DIRECTION: How many lines of these records hold the string "hallux"? Reply with the number alone.

=-=-=-=-=

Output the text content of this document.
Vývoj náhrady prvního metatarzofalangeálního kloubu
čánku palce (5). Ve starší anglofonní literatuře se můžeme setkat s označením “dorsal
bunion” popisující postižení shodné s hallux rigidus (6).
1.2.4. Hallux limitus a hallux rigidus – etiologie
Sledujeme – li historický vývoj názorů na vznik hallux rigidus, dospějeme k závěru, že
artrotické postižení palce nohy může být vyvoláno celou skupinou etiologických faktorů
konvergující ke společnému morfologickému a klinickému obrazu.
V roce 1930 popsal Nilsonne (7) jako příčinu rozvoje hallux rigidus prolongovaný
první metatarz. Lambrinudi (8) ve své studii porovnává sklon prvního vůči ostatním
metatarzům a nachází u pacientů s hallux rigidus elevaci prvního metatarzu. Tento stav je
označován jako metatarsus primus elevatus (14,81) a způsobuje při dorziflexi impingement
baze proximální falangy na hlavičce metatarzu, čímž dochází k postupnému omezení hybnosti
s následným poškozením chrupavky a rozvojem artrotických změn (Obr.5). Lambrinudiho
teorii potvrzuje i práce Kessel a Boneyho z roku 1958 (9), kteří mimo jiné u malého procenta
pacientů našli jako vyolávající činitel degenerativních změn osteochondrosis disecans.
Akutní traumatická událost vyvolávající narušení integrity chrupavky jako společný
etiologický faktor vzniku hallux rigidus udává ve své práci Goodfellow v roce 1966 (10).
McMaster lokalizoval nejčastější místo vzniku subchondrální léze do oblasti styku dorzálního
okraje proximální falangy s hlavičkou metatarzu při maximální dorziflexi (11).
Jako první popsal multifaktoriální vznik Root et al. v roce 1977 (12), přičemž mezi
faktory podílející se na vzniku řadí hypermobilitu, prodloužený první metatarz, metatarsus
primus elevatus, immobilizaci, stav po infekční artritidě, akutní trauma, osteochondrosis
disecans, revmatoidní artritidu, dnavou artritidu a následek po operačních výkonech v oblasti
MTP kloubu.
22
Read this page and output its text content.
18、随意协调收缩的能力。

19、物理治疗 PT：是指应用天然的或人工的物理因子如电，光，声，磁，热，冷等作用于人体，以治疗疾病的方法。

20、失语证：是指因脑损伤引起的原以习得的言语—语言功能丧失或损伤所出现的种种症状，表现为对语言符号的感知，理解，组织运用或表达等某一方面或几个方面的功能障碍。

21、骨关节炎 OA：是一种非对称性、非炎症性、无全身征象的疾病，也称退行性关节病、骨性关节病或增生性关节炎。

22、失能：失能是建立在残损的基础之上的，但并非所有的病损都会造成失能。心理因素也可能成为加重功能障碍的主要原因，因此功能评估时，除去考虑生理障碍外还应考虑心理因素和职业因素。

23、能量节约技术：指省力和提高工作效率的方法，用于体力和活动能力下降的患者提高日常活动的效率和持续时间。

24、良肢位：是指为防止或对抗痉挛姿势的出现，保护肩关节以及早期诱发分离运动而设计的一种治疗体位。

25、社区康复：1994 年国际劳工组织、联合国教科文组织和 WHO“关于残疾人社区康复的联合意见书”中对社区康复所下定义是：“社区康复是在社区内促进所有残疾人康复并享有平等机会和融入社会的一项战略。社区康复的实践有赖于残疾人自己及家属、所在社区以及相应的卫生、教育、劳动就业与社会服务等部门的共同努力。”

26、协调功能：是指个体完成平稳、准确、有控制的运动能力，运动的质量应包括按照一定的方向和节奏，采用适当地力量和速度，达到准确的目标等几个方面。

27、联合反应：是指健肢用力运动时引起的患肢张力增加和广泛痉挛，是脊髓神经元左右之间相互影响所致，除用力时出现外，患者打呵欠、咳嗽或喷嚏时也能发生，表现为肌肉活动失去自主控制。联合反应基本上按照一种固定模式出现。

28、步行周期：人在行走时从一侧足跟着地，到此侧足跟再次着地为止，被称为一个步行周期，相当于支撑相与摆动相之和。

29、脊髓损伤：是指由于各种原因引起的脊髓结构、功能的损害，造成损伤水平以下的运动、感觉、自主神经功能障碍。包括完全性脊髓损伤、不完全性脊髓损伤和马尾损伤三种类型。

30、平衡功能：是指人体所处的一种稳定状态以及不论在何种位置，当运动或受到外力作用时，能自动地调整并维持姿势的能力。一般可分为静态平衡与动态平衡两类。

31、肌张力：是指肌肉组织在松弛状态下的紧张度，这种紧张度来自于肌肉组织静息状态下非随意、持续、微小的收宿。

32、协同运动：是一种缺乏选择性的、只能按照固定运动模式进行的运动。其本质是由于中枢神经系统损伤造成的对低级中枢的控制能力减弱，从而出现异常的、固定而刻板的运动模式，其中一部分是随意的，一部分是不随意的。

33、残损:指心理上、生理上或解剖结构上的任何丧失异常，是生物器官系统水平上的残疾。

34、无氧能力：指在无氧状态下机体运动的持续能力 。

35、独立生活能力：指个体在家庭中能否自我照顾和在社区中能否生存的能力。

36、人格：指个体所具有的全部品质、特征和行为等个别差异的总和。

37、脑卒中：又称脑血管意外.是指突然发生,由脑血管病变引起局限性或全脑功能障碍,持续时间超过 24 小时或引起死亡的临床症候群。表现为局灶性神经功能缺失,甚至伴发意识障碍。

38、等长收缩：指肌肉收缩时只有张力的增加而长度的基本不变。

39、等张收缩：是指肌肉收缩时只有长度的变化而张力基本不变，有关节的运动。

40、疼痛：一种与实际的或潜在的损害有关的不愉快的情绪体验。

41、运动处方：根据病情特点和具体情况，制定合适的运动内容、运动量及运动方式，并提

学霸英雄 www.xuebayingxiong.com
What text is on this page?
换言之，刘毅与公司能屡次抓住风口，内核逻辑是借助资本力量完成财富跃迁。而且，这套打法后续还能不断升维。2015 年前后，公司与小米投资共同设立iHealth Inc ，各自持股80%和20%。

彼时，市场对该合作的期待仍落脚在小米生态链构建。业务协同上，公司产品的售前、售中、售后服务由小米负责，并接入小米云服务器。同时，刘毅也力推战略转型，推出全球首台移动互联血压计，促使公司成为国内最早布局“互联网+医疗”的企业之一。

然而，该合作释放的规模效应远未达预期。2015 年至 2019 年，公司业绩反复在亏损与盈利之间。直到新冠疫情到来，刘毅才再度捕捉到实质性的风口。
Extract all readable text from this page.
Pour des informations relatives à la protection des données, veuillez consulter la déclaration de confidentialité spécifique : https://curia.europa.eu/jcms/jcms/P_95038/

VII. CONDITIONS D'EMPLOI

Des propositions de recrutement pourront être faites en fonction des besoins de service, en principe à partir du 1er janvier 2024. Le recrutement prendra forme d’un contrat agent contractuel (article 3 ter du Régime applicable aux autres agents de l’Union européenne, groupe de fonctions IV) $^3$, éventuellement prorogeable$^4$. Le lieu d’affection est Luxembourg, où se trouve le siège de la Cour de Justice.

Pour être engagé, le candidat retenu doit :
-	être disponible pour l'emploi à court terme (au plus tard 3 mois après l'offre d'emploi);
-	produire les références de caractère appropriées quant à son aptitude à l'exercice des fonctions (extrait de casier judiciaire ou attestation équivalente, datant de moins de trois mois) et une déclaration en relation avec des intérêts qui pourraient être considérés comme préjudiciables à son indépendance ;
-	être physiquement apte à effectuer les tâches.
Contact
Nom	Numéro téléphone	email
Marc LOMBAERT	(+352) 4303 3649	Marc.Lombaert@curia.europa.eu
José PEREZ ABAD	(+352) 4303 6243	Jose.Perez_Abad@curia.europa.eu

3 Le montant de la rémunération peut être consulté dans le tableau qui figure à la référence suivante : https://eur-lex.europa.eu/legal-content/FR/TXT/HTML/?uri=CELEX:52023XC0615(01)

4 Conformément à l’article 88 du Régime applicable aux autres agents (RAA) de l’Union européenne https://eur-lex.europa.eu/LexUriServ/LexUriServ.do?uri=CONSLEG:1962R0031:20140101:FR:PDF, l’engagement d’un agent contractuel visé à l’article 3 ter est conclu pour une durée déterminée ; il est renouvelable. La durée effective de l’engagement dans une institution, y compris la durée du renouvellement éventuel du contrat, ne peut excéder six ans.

=-=-=-=-=

RESULT: 6